Track down the lines that contain "استحوذ" and copy them.

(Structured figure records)
^^^^^^^^^^^^^^^^

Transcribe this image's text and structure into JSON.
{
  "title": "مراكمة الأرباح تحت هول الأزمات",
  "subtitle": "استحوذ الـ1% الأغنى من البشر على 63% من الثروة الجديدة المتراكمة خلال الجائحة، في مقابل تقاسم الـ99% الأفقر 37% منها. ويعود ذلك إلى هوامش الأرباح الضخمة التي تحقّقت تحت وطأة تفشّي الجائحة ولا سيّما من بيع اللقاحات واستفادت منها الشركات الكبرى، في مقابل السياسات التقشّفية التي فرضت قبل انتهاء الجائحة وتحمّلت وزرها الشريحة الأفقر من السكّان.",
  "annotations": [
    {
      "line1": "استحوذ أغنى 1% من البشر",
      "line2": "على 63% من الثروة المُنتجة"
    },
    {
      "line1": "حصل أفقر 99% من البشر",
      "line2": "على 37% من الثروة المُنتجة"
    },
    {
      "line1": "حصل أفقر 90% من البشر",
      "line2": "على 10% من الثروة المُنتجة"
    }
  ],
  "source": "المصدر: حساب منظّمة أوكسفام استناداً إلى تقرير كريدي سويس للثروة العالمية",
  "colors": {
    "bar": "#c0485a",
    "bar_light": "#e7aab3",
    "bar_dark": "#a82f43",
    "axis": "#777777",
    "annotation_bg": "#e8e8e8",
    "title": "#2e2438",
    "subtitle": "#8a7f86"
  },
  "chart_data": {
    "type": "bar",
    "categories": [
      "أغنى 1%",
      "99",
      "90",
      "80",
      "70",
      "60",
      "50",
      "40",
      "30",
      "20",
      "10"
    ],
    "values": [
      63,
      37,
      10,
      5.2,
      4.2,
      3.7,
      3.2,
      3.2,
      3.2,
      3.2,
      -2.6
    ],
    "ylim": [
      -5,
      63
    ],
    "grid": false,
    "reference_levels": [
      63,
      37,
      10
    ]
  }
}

^^^^^^^^^^^^^^^^

ANSWER FOR THE TASK:
  "subtitle": "استحوذ الـ1% الأغنى من البشر على 63% من الثروة الجديدة المتراكمة خلال الجائحة، في مقابل تقاسم الـ99% الأفقر 37% منها. ويعود ذلك إلى هوامش الأرباح الضخمة التي تحقّقت تحت وطأة تفشّي الجائحة ولا سيّما من بيع اللقاحات واستفادت منها الشركات الكبرى، في مقابل السياسات التقشّفية التي فرضت قبل انتهاء الجائحة وتحمّلت وزرها الشريحة الأفقر من السكّان.",
      "line1": "استحوذ أغنى 1% من البشر",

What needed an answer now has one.